Items from a data source
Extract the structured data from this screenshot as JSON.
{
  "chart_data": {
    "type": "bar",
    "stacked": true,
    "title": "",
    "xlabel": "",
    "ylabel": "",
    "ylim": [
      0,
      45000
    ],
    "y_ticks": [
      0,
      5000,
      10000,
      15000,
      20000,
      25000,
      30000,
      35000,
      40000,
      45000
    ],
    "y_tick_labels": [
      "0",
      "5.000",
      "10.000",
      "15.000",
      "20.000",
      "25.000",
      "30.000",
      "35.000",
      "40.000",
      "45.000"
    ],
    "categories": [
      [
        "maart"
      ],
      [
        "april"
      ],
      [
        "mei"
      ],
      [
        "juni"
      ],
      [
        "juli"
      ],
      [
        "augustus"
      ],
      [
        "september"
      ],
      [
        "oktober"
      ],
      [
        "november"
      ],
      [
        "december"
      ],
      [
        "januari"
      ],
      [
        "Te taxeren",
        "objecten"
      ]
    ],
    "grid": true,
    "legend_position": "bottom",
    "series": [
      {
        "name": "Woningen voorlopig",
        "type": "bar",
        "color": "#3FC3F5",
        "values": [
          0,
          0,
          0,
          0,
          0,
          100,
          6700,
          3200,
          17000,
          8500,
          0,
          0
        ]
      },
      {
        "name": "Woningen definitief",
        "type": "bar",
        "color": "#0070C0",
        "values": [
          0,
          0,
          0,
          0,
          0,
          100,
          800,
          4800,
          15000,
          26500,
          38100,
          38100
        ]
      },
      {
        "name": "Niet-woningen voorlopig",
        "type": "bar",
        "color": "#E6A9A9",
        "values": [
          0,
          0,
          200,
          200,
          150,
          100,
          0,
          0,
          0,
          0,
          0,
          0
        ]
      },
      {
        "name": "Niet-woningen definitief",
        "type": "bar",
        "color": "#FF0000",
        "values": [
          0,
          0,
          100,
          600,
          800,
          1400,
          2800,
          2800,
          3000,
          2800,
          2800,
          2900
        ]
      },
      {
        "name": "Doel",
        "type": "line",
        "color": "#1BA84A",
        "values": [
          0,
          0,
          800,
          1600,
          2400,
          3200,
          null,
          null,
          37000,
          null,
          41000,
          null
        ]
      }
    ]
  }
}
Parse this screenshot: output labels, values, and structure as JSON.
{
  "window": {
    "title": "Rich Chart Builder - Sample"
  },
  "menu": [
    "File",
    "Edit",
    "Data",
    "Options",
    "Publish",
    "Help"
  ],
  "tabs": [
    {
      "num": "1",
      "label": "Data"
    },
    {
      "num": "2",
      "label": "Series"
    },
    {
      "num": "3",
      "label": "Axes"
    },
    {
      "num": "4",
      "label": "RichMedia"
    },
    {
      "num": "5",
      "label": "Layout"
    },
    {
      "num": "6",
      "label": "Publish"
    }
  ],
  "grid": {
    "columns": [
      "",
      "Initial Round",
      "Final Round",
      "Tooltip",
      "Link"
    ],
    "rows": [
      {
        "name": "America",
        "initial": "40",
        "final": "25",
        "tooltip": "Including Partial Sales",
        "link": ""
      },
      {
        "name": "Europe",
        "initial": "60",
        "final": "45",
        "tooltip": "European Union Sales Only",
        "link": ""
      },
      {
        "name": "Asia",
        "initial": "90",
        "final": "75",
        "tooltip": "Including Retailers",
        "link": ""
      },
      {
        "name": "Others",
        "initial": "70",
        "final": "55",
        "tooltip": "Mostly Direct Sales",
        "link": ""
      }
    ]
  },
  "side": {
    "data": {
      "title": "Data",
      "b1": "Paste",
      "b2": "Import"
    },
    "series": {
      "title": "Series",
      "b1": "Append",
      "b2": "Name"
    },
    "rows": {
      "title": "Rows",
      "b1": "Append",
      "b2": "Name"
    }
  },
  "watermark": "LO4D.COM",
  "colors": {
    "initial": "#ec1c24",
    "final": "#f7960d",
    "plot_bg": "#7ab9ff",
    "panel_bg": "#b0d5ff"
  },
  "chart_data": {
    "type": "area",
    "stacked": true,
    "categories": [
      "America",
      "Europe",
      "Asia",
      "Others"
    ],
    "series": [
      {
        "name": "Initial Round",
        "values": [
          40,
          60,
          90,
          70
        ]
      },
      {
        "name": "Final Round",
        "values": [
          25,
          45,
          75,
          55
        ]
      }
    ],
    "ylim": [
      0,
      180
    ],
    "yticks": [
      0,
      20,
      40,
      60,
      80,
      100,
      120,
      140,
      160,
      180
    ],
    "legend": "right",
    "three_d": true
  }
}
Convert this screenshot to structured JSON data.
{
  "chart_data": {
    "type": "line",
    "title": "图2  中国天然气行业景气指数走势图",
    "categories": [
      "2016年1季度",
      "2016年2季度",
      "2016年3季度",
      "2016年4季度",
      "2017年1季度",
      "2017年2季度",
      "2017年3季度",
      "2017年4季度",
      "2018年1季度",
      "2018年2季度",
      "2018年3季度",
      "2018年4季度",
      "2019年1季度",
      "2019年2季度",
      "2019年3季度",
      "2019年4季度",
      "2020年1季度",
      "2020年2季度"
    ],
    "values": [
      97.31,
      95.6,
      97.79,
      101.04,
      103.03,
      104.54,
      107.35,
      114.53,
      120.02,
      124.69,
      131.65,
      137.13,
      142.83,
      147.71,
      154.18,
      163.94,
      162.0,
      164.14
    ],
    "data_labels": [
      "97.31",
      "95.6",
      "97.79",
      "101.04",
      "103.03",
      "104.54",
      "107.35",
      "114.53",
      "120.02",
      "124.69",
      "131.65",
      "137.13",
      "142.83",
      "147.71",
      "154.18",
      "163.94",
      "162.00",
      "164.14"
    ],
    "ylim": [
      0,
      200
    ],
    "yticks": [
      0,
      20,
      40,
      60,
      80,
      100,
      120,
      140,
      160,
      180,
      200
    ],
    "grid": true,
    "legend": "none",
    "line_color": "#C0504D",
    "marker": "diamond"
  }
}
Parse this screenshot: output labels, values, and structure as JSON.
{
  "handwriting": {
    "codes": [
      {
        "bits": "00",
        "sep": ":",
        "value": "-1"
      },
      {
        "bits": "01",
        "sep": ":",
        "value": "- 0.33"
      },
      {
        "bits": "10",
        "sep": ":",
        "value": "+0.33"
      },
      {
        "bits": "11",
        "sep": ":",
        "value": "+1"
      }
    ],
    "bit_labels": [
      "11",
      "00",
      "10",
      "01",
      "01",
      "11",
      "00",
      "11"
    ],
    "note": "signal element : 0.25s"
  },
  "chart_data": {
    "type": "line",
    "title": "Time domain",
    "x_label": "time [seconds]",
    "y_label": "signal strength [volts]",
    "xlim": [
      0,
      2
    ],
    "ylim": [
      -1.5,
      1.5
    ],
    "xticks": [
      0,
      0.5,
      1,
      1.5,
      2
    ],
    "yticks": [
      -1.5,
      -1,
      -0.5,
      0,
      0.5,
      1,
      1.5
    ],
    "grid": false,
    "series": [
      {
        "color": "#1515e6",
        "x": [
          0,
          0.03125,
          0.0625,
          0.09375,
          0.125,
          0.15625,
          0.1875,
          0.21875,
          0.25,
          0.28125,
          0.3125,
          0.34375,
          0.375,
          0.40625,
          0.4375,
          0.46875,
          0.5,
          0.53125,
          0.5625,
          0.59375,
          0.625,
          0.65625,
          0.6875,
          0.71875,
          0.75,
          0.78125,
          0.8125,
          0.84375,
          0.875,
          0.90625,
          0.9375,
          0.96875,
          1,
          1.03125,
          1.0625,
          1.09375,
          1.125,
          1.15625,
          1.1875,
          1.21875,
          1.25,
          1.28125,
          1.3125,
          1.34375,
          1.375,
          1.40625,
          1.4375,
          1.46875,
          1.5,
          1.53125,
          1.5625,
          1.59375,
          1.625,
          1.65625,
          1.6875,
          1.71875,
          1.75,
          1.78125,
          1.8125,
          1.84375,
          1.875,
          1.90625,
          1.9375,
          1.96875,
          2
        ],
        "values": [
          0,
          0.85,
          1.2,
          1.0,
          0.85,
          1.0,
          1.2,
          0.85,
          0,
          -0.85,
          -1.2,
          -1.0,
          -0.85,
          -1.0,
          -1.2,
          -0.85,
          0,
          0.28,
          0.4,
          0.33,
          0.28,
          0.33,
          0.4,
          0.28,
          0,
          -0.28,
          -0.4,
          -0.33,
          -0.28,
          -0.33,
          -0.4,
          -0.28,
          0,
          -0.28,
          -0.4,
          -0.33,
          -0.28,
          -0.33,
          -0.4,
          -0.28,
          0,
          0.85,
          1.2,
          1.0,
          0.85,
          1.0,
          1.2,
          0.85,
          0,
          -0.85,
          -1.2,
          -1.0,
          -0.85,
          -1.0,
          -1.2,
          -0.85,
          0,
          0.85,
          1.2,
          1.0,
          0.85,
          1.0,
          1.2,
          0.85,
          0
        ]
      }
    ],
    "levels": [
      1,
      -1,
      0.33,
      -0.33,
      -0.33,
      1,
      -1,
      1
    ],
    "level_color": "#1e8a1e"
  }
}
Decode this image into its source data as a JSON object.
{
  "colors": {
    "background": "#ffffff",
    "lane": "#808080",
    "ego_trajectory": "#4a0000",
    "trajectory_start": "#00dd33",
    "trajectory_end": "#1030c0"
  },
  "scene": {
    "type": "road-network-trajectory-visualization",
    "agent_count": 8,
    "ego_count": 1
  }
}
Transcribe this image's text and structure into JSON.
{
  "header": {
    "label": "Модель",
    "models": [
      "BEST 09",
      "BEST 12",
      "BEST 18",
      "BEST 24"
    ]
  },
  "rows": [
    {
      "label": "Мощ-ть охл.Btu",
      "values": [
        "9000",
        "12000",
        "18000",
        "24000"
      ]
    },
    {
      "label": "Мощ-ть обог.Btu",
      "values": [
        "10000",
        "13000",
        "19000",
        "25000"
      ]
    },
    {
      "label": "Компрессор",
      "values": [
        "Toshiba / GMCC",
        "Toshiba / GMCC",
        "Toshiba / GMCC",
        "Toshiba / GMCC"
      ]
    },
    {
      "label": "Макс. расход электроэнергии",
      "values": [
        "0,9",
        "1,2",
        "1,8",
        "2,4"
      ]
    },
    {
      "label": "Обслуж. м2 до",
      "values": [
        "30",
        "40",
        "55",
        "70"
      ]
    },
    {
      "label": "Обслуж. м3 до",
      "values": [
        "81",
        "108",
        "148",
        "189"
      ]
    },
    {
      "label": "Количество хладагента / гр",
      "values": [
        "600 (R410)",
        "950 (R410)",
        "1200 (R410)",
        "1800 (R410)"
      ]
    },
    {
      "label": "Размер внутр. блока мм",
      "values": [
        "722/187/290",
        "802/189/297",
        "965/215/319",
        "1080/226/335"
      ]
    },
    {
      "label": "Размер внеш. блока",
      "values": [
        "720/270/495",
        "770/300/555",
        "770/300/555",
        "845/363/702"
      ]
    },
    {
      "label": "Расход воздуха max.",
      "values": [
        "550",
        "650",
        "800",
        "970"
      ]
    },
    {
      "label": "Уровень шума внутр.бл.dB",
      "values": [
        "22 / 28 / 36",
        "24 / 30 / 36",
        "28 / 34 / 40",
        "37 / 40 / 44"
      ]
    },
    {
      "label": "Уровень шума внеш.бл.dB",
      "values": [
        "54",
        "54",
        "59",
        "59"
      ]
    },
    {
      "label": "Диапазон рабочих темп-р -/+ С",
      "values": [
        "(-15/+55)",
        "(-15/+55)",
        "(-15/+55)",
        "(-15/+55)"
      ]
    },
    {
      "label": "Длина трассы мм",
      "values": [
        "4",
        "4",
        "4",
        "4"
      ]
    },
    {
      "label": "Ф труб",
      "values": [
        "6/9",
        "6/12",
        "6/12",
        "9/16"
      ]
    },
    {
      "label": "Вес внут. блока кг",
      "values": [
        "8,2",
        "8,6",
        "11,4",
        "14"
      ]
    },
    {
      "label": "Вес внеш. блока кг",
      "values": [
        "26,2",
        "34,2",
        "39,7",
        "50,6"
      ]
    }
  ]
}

What you will do:
Select every line in the records above that contains the word "Размер".

Response:
      "label": "Размер внутр. блока мм",
      "label": "Размер внеш. блока",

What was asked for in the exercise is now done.